§ Description of the task
Repeat everything from the line containing "- title-line: Passenger" down to the line containing "- growth-curve: [377, 53, 635, 413]", swapping "x-tick-label" for "year-tick-label" wherever it occurs and leaving all else as it is.

>> begin

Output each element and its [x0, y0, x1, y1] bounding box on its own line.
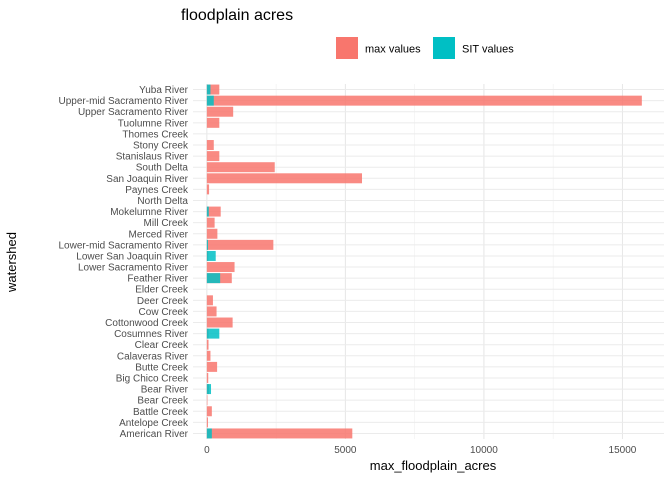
bars-sit-values [206, 84, 221, 439]
legend-label-max-values: max values [365, 44, 421, 56]
bar-max-values-merced-river [206, 228, 218, 239]
x-axis-label: max_floodplain_acres [370, 458, 497, 473]
bar-max-values-mokelumne-river [206, 206, 221, 217]
y-tick-label: San Joaquin River [106, 174, 188, 185]
y-tick-label: Elder Creek [135, 285, 189, 296]
bar-max-values-clear-creek [206, 339, 209, 350]
y-tick-label: Tuolumne River [118, 118, 189, 129]
bar-max-values-yuba-river [206, 84, 220, 95]
bar-sit-values-cosumnes-river [206, 328, 220, 339]
y-tick-label: Cosumnes River [114, 329, 189, 340]
y-tick-label: Lower Sacramento River [78, 263, 189, 274]
y-tick-label: Upper-mid Sacramento River [59, 96, 189, 107]
y-tick-label: Paynes Creek [125, 185, 189, 196]
bar-max-values-lower-mid-sacramento-river [206, 239, 274, 250]
y-tick-label: Deer Creek [137, 296, 189, 307]
bar-max-values-stony-creek [206, 140, 214, 151]
y-tick-label: Feather River [127, 274, 188, 285]
bar-max-values-tuolumne-river [206, 117, 220, 128]
y-tick-label: Antelope Creek [119, 418, 189, 429]
legend: max values SIT values [336, 37, 514, 59]
y-tick-label: Mokelumne River [110, 207, 188, 218]
bar-max-values-san-joaquin-river [206, 173, 363, 184]
bar-sit-values-mokelumne-river [206, 206, 209, 217]
y-tick-label: Bear River [141, 385, 189, 396]
y-axis-label: watershed [4, 232, 19, 293]
bar-max-values-antelope-creek [206, 417, 208, 428]
y-tick-label: Lower-mid Sacramento River [59, 240, 189, 251]
bar-max-values-stanislaus-river [206, 151, 220, 162]
x-axis-tick-labels: 0 5000 10000 15000 [204, 445, 637, 456]
bar-max-values-upper-mid-sacramento-river [206, 95, 642, 106]
y-tick-label: Battle Creek [133, 407, 189, 418]
bar-max-values-calaveras-river [206, 350, 211, 361]
grid [193, 84, 664, 439]
bar-sit-values-upper-mid-sacramento-river [206, 95, 214, 106]
x-tick-label: 10000 [470, 445, 498, 456]
bar-max-values-paynes-creek [206, 184, 210, 195]
bar-max-values-battle-creek [206, 406, 212, 417]
legend-key-max-values [336, 37, 358, 59]
y-tick-label: American River [120, 429, 189, 440]
bar-max-values-big-chico-creek [206, 372, 209, 383]
bar-max-values-cottonwood-creek [206, 317, 233, 328]
bar-sit-values-yuba-river [206, 84, 211, 95]
bar-max-values-butte-creek [206, 361, 218, 372]
legend-label-sit-values: SIT values [462, 44, 514, 56]
bar-sit-values-lower-mid-sacramento-river [206, 239, 208, 250]
y-tick-label: Stanislaus River [116, 152, 189, 163]
chart-title: floodplain acres [181, 7, 293, 24]
y-tick-label: Upper Sacramento River [78, 107, 189, 118]
y-tick-label: Big Chico Creek [116, 373, 189, 384]
y-tick-label: Clear Creek [135, 340, 189, 351]
bar-max-values-american-river [206, 428, 353, 439]
legend-key-sit-values [433, 37, 455, 59]
y-tick-label: North Delta [137, 196, 188, 207]
y-tick-label: South Delta [136, 163, 189, 174]
bar-sit-values-feather-river [206, 273, 221, 284]
bar-sit-values-american-river [206, 428, 212, 439]
y-tick-label: Cow Creek [139, 307, 189, 318]
bar-sit-values-lower-san-joaquin-river [206, 250, 216, 261]
bar-max-values-upper-sacramento-river [206, 106, 234, 117]
bar-max-values-lower-sacramento-river [206, 262, 235, 273]
y-tick-label: Lower San Joaquin River [76, 251, 188, 262]
x-tick-label: 5000 [334, 445, 357, 456]
y-tick-label: Bear Creek [137, 396, 189, 407]
y-tick-label: Stony Creek [133, 141, 189, 152]
x-tick-label: 0 [204, 445, 210, 456]
y-tick-label: Merced River [129, 229, 189, 240]
y-tick-label: Mill Creek [144, 218, 189, 229]
y-tick-label: Cottonwood Creek [105, 318, 189, 329]
bar-max-values-deer-creek [206, 295, 213, 306]
bar-max-values-mill-creek [206, 217, 215, 228]
y-tick-label: Yuba River [139, 85, 189, 96]
bar-max-values-cow-creek [206, 306, 217, 317]
x-tick-label: 15000 [609, 445, 637, 456]
y-tick-label: Butte Creek [135, 362, 189, 373]
y-tick-label: Thomes Creek [122, 129, 189, 140]
bars-max-values [206, 84, 642, 439]
bar-sit-values-bear-river [206, 384, 212, 395]
bar-max-values-bear-creek [206, 395, 208, 406]
bar-max-values-south-delta [206, 162, 275, 173]
y-tick-label: Calaveras River [117, 351, 189, 362]
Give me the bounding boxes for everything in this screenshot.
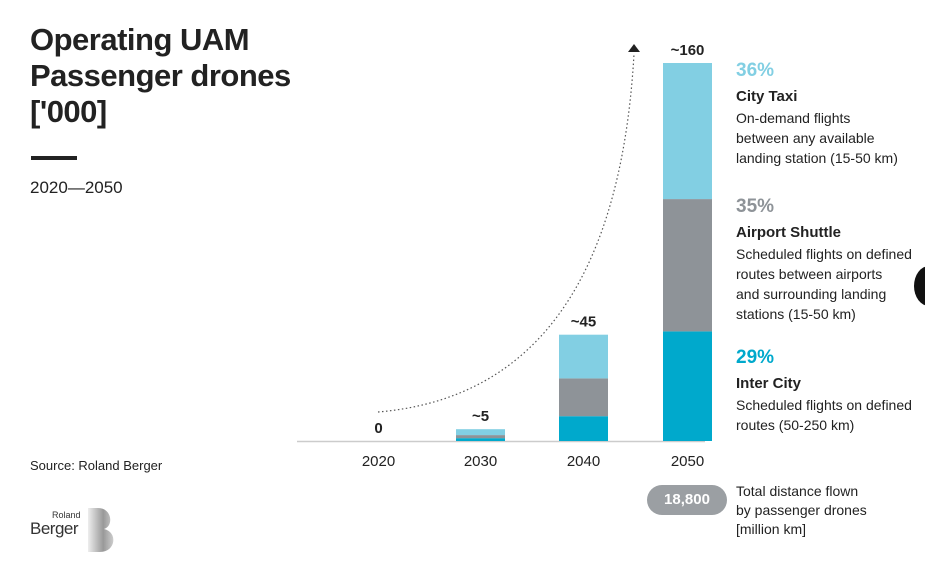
- title-line: Passenger drones: [30, 58, 291, 93]
- legend-desc-line: and surrounding landing: [736, 286, 887, 302]
- bar-2030-inter-city: [456, 438, 505, 441]
- total-label: ~160: [671, 42, 705, 59]
- total-label: ~45: [571, 314, 596, 331]
- legend-item: 35% Airport Shuttle Scheduled flights on …: [736, 196, 912, 324]
- legend-name: City Taxi: [736, 88, 798, 105]
- title-line: ['000]: [30, 94, 107, 129]
- source: Source: Roland Berger: [30, 458, 163, 473]
- bar-2040-airport-shuttle: [559, 378, 608, 417]
- legend-desc-line: On-demand flights: [736, 110, 851, 126]
- edge-circle: [914, 266, 925, 306]
- legend-desc-line: Scheduled flights on defined: [736, 246, 912, 262]
- arrow-head-icon: [628, 44, 640, 52]
- legend-desc-line: routes between airports: [736, 266, 883, 282]
- distance-label-line: Total distance flown: [736, 483, 859, 499]
- title-line: Operating UAM: [30, 22, 250, 57]
- legend-desc-line: stations (15-50 km): [736, 306, 856, 322]
- distance-label-line: by passenger drones: [736, 502, 867, 518]
- bar-2050-inter-city: [663, 331, 712, 441]
- bar-2040-inter-city: [559, 416, 608, 441]
- x-tick-label: 2040: [567, 453, 600, 470]
- bar-2050-airport-shuttle: [663, 199, 712, 332]
- title-rule: [31, 156, 77, 160]
- total-label: ~5: [472, 408, 489, 425]
- legend-pct: 36%: [736, 60, 775, 81]
- legend-item: 36% City Taxi On-demand flights between an…: [736, 60, 898, 168]
- bar-2030-city-taxi: [456, 429, 505, 436]
- legend-name: Inter City: [736, 375, 802, 392]
- x-tick-label: 2050: [671, 453, 704, 470]
- legend-desc-line: landing station (15-50 km): [736, 150, 898, 166]
- legend-desc-line: routes (50-250 km): [736, 417, 855, 433]
- x-tick-label: 2020: [362, 453, 395, 470]
- legend-desc-line: Scheduled flights on defined: [736, 397, 912, 413]
- distance-label-line: [million km]: [736, 521, 807, 537]
- growth-curve: [377, 53, 635, 413]
- distance-label: Total distance flown by passenger drones…: [736, 482, 867, 539]
- bar-2040-city-taxi: [559, 334, 608, 379]
- bar-2050-city-taxi: [663, 63, 712, 200]
- total-label: 0: [374, 420, 382, 437]
- legend-pct: 35%: [736, 196, 775, 217]
- x-tick-label: 2030: [464, 453, 497, 470]
- distance-badge: 18,800: [647, 485, 727, 515]
- legend-name: Airport Shuttle: [736, 224, 841, 241]
- subtitle: 2020—2050: [30, 178, 123, 197]
- chart-title: Operating UAM Passenger drones ['000]: [30, 22, 291, 130]
- legend-item: 29% Inter City Scheduled flights on defin…: [736, 347, 912, 435]
- legend-pct: 29%: [736, 347, 775, 368]
- legend-desc-line: between any available: [736, 130, 875, 146]
- bar-2030-airport-shuttle: [456, 435, 505, 439]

>> end

§ Answer to this task
- title-line: Passenger drones: [30, 58, 291, 93]
- legend-desc-line: and surrounding landing: [736, 286, 887, 302]
- bar-2030-inter-city: [456, 438, 505, 441]
- total-label: ~160: [671, 42, 705, 59]
- total-label: ~45: [571, 314, 596, 331]
- legend-item: 35% Airport Shuttle Scheduled flights on …: [736, 196, 912, 324]
- legend-name: City Taxi: [736, 88, 798, 105]
- title-line: ['000]: [30, 94, 107, 129]
- source: Source: Roland Berger: [30, 458, 163, 473]
- bar-2040-airport-shuttle: [559, 378, 608, 417]
- legend-desc-line: On-demand flights: [736, 110, 851, 126]
- edge-circle: [914, 266, 925, 306]
- legend-desc-line: Scheduled flights on defined: [736, 246, 912, 262]
- arrow-head-icon: [628, 44, 640, 52]
- legend-desc-line: routes between airports: [736, 266, 883, 282]
- distance-label-line: Total distance flown: [736, 483, 859, 499]
- title-line: Operating UAM: [30, 22, 250, 57]
- legend-desc-line: stations (15-50 km): [736, 306, 856, 322]
- distance-label-line: by passenger drones: [736, 502, 867, 518]
- bar-2050-inter-city: [663, 331, 712, 441]
- bar-2040-inter-city: [559, 416, 608, 441]
- year-tick-label: 2040: [567, 453, 600, 470]
- bar-2050-airport-shuttle: [663, 199, 712, 332]
- title-rule: [31, 156, 77, 160]
- total-label: ~5: [472, 408, 489, 425]
- legend-pct: 36%: [736, 60, 775, 81]
- legend-item: 36% City Taxi On-demand flights between an…: [736, 60, 898, 168]
- bar-2030-city-taxi: [456, 429, 505, 436]
- legend-name: Inter City: [736, 375, 802, 392]
- year-tick-label: 2050: [671, 453, 704, 470]
- legend-desc-line: landing station (15-50 km): [736, 150, 898, 166]
- legend-desc-line: routes (50-250 km): [736, 417, 855, 433]
- year-tick-label: 2020: [362, 453, 395, 470]
- legend-desc-line: Scheduled flights on defined: [736, 397, 912, 413]
- distance-label-line: [million km]: [736, 521, 807, 537]
- growth-curve: [377, 53, 635, 413]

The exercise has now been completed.